[Stored items]

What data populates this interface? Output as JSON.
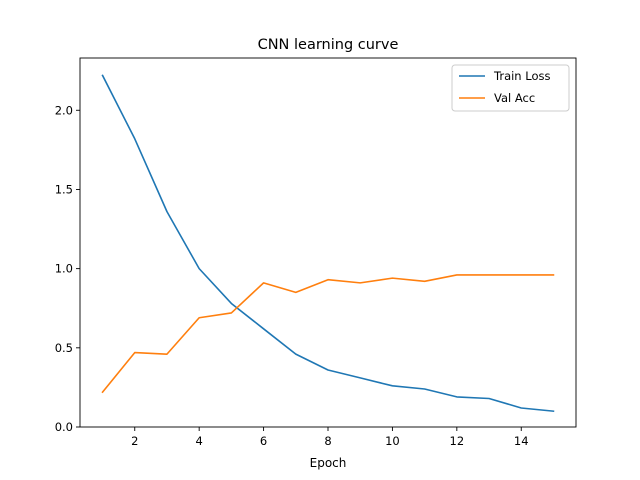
{
  "chart_data": {
    "type": "line",
    "title": "CNN learning curve",
    "xlabel": "Epoch",
    "ylabel": "",
    "xlim": [
      0.3,
      15.7
    ],
    "ylim": [
      0.0,
      2.33
    ],
    "xticks": [
      2,
      4,
      6,
      8,
      10,
      12,
      14
    ],
    "xtick_labels": [
      "2",
      "4",
      "6",
      "8",
      "10",
      "12",
      "14"
    ],
    "yticks": [
      0.0,
      0.5,
      1.0,
      1.5,
      2.0
    ],
    "ytick_labels": [
      "0.0",
      "0.5",
      "1.0",
      "1.5",
      "2.0"
    ],
    "grid": false,
    "legend": "top-right",
    "x": [
      1,
      2,
      3,
      4,
      5,
      6,
      7,
      8,
      9,
      10,
      11,
      12,
      13,
      14,
      15
    ],
    "series": [
      {
        "name": "Train Loss",
        "color": "#1f77b4",
        "values": [
          2.22,
          1.82,
          1.36,
          1.0,
          0.78,
          0.62,
          0.46,
          0.36,
          0.31,
          0.26,
          0.24,
          0.19,
          0.18,
          0.12,
          0.1
        ]
      },
      {
        "name": "Val Acc",
        "color": "#ff7f0e",
        "values": [
          0.22,
          0.47,
          0.46,
          0.69,
          0.72,
          0.91,
          0.85,
          0.93,
          0.91,
          0.94,
          0.92,
          0.96,
          0.96,
          0.96,
          0.96
        ]
      }
    ]
  }
}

> [The exercise]:
Leave the pictures out and print the records above exactly as they stand.

> [Full response]:
What data populates this interface? Output as JSON.
{
  "chart_data": {
    "type": "line",
    "title": "CNN learning curve",
    "xlabel": "Epoch",
    "ylabel": "",
    "xlim": [
      0.3,
      15.7
    ],
    "ylim": [
      0.0,
      2.33
    ],
    "xticks": [
      2,
      4,
      6,
      8,
      10,
      12,
      14
    ],
    "xtick_labels": [
      "2",
      "4",
      "6",
      "8",
      "10",
      "12",
      "14"
    ],
    "yticks": [
      0.0,
      0.5,
      1.0,
      1.5,
      2.0
    ],
    "ytick_labels": [
      "0.0",
      "0.5",
      "1.0",
      "1.5",
      "2.0"
    ],
    "grid": false,
    "legend": "top-right",
    "x": [
      1,
      2,
      3,
      4,
      5,
      6,
      7,
      8,
      9,
      10,
      11,
      12,
      13,
      14,
      15
    ],
    "series": [
      {
        "name": "Train Loss",
        "color": "#1f77b4",
        "values": [
          2.22,
          1.82,
          1.36,
          1.0,
          0.78,
          0.62,
          0.46,
          0.36,
          0.31,
          0.26,
          0.24,
          0.19,
          0.18,
          0.12,
          0.1
        ]
      },
      {
        "name": "Val Acc",
        "color": "#ff7f0e",
        "values": [
          0.22,
          0.47,
          0.46,
          0.69,
          0.72,
          0.91,
          0.85,
          0.93,
          0.91,
          0.94,
          0.92,
          0.96,
          0.96,
          0.96,
          0.96
        ]
      }
    ]
  }
}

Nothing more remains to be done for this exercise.